Records from a data collection:
· · · ·
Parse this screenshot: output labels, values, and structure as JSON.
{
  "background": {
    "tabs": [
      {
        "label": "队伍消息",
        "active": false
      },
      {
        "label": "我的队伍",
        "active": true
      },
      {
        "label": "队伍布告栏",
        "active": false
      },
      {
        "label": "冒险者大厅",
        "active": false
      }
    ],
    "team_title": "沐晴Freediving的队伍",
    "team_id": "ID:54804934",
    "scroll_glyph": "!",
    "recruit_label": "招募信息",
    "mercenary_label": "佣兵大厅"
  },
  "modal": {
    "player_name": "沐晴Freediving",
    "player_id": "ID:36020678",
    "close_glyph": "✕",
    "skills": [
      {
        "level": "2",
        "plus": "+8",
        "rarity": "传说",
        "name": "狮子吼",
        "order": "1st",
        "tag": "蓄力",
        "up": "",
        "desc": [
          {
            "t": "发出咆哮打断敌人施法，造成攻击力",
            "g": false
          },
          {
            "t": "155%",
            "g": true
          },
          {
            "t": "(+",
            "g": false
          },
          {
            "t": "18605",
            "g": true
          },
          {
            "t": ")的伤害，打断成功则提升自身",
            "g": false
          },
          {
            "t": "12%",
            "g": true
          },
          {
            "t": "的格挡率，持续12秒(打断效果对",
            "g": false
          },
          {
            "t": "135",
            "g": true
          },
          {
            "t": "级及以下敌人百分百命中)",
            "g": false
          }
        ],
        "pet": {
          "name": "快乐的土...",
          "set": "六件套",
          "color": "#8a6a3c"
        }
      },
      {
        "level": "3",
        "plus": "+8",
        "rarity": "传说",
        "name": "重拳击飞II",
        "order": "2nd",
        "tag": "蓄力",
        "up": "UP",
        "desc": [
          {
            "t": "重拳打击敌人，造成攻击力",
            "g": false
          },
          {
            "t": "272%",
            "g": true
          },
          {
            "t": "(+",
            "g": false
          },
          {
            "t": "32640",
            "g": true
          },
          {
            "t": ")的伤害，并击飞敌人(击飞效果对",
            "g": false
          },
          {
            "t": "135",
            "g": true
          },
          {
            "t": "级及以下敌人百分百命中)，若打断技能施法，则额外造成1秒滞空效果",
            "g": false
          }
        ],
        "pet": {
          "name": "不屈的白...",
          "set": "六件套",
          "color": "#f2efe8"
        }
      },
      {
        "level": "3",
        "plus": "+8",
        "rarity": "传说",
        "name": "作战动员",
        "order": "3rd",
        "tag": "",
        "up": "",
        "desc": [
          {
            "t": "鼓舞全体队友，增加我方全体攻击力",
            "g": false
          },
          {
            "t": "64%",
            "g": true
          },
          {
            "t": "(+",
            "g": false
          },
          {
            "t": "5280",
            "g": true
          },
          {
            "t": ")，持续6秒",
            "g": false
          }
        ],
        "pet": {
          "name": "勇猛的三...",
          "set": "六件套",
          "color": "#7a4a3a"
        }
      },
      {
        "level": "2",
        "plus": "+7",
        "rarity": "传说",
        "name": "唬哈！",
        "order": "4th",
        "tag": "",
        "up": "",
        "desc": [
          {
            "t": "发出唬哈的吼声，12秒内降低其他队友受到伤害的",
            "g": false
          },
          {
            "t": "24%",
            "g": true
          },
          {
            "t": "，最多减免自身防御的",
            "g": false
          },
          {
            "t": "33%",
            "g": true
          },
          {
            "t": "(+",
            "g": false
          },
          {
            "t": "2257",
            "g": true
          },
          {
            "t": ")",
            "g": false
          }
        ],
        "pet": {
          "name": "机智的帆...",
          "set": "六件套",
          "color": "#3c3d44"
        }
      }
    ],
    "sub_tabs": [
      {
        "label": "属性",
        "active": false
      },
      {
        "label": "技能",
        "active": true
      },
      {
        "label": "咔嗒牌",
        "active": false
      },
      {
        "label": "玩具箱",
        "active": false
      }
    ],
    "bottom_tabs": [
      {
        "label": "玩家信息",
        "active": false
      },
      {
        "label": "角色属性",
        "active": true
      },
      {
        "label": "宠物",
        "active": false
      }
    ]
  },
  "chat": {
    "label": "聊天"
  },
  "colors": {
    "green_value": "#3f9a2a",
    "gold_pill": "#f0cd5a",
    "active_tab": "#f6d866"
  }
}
· · · ·
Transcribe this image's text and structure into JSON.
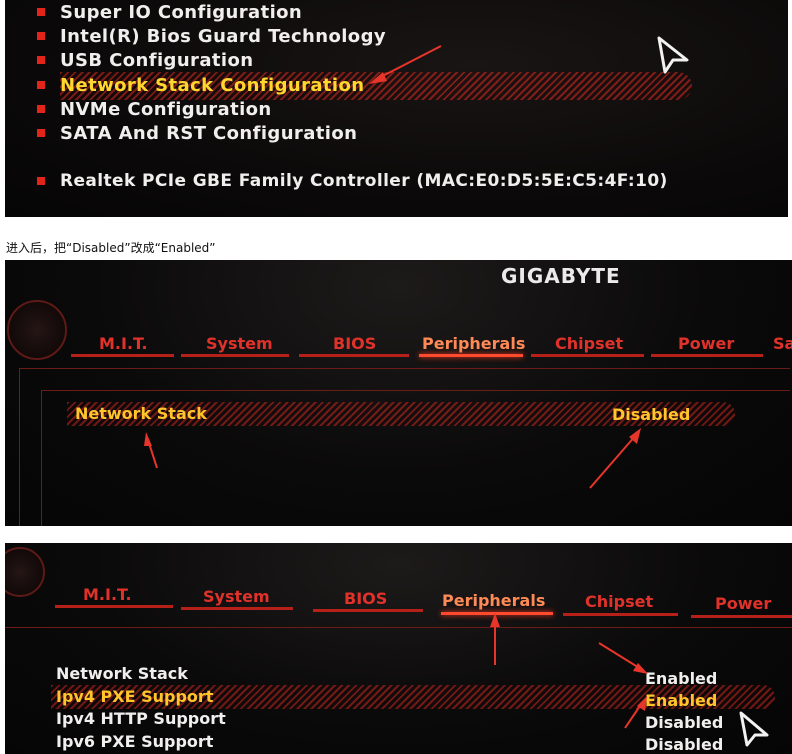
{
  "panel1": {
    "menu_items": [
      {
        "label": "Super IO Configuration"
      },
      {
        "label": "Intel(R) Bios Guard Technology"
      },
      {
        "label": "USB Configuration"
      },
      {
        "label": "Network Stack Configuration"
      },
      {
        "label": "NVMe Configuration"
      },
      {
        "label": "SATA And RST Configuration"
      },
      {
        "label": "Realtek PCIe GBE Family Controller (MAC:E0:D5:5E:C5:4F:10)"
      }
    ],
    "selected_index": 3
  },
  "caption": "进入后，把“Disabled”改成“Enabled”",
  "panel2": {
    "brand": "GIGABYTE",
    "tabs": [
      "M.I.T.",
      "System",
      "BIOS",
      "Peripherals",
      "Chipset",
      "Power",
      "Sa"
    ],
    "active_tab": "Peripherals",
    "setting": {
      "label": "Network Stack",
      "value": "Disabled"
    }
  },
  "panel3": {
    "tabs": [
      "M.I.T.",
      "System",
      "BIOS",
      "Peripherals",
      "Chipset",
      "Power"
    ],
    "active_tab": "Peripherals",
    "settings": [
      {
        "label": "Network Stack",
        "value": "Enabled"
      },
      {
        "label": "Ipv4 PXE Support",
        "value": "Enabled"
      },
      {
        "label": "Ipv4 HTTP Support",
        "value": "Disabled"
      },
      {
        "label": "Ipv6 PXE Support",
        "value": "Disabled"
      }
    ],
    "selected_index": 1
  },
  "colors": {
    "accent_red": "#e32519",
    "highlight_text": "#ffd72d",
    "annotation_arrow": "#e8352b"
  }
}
· · · ·
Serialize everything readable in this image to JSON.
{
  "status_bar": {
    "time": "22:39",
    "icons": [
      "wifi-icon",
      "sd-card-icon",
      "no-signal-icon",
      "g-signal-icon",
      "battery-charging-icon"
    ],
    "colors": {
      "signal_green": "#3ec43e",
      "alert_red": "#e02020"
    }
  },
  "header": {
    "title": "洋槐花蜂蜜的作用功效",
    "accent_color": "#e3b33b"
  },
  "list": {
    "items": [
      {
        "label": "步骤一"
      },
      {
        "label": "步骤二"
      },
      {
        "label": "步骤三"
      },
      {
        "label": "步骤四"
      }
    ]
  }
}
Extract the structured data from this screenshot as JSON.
· · · ·
WHAT NEEDS TO BE DONE
Your task is to quote exactly the lines beginning with the one that contains "Serialize everything readable" and ending with the one that contains "Extract the structured", with nothing left out or added.

SOLVED EXERCISE
Serialize everything readable in this image to JSON.
{
  "status_bar": {
    "time": "22:39",
    "icons": [
      "wifi-icon",
      "sd-card-icon",
      "no-signal-icon",
      "g-signal-icon",
      "battery-charging-icon"
    ],
    "colors": {
      "signal_green": "#3ec43e",
      "alert_red": "#e02020"
    }
  },
  "header": {
    "title": "洋槐花蜂蜜的作用功效",
    "accent_color": "#e3b33b"
  },
  "list": {
    "items": [
      {
        "label": "步骤一"
      },
      {
        "label": "步骤二"
      },
      {
        "label": "步骤三"
      },
      {
        "label": "步骤四"
      }
    ]
  }
}
Extract the structured data from this screenshot as JSON.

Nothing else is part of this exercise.